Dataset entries
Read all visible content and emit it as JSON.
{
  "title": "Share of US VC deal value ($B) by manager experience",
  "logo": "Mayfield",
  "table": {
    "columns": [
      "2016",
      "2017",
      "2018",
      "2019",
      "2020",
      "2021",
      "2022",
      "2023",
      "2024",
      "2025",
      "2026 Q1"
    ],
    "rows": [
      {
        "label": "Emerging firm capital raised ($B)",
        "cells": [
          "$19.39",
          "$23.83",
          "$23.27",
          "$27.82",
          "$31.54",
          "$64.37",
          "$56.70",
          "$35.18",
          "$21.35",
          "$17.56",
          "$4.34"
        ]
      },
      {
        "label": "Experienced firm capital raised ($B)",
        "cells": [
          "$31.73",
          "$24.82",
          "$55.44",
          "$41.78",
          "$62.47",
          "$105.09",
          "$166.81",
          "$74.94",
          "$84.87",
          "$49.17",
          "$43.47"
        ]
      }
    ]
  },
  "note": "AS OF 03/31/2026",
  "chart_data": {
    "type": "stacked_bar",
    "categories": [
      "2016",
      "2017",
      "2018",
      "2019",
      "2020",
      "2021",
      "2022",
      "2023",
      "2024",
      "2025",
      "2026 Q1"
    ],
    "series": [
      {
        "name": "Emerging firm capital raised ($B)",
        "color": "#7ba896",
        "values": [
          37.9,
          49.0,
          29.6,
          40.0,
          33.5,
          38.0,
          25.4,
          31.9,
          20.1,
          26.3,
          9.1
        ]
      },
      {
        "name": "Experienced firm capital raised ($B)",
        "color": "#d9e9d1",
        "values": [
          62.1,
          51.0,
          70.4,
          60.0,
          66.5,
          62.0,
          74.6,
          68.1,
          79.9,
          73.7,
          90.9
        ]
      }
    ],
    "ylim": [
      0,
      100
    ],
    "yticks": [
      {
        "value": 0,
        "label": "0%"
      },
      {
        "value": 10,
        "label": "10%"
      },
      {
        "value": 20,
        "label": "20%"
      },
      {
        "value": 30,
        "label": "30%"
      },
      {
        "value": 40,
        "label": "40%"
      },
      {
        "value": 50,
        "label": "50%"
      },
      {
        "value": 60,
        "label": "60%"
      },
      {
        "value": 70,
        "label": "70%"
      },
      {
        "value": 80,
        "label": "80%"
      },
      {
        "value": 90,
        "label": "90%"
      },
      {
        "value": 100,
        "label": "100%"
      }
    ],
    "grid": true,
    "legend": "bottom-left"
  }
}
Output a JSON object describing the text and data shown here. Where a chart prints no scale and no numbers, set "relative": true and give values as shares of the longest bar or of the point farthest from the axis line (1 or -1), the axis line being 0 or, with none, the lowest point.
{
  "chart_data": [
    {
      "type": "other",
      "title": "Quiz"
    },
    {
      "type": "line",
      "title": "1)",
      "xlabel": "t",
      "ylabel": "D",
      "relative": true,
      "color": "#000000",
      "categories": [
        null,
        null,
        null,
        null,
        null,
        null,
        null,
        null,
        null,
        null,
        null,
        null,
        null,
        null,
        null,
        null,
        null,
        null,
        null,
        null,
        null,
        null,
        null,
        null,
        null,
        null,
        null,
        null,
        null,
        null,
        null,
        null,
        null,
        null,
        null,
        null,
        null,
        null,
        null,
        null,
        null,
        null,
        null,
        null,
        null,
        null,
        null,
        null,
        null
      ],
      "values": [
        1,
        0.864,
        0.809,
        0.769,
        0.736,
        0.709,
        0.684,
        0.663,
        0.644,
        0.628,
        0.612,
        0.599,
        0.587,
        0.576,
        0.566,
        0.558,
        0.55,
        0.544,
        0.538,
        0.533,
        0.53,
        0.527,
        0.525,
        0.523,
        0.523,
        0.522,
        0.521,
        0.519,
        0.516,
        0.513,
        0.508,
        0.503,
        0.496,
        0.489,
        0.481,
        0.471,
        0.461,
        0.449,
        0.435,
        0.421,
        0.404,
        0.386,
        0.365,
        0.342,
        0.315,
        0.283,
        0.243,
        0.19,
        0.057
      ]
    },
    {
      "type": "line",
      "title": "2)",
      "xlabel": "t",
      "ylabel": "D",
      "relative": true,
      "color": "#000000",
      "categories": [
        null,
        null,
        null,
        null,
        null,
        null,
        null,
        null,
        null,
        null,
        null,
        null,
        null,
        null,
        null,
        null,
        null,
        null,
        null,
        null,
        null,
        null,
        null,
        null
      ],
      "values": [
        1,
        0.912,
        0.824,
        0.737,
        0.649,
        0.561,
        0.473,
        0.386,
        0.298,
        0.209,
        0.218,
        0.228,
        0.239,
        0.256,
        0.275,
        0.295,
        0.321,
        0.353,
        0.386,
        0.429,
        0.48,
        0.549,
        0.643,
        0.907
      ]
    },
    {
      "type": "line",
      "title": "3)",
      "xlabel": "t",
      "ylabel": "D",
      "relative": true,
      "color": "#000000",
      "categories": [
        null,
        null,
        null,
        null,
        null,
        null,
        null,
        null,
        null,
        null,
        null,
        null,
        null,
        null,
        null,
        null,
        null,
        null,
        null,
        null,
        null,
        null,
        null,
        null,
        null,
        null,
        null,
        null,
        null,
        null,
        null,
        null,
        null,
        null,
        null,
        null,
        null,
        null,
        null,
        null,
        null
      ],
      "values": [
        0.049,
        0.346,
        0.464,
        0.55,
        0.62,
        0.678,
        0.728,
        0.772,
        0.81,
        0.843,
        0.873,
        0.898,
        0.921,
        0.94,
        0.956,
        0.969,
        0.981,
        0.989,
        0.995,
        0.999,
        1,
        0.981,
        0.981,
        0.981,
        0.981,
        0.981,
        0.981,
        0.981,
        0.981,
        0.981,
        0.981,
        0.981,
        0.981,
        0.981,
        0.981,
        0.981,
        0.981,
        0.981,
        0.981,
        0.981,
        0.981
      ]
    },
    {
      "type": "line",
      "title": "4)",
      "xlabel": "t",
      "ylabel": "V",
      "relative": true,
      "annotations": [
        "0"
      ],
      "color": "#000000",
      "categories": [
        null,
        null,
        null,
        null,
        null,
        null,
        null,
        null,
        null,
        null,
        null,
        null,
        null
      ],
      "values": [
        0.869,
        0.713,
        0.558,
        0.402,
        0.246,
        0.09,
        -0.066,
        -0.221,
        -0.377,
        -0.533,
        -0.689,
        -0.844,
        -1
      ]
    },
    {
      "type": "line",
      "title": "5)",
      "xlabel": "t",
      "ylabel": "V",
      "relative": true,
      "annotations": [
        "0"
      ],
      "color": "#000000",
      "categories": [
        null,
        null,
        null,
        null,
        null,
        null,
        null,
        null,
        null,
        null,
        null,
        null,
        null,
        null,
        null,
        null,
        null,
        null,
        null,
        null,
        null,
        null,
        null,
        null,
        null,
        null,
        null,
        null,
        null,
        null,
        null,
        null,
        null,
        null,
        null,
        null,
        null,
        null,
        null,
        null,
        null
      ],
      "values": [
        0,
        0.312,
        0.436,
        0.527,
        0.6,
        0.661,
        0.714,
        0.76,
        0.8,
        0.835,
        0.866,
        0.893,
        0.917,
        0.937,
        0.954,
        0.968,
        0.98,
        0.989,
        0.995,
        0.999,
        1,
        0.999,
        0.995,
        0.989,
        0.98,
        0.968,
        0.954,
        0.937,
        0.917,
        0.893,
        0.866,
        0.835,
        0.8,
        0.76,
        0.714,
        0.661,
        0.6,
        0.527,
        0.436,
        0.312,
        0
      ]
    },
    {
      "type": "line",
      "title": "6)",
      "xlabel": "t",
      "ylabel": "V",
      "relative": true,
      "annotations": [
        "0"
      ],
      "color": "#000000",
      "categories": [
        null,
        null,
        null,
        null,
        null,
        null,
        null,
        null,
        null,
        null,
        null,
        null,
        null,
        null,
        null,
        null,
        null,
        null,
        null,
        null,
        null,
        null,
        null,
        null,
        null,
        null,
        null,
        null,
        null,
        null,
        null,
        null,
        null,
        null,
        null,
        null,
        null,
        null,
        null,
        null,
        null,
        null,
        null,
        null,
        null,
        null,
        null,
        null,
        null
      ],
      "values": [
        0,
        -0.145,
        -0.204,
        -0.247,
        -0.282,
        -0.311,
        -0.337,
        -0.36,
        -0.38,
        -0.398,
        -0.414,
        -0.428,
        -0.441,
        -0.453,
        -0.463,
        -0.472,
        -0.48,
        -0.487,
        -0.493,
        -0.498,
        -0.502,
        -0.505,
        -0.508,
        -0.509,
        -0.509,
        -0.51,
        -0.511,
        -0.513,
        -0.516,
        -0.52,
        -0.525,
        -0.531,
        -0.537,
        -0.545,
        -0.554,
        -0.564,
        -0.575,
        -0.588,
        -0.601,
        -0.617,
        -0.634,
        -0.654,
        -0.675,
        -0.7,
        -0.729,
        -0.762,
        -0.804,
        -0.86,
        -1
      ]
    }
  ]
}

* [WORK TO BE COMPLETED] Within the listing above, copy each line that has the string "title".

* [THE REPLY]
  "title": "Share of US VC deal value ($B) by manager experience",
      "title": "Quiz"
      "title": "1)",
      "title": "2)",
      "title": "3)",
      "title": "4)",
      "title": "5)",
      "title": "6)",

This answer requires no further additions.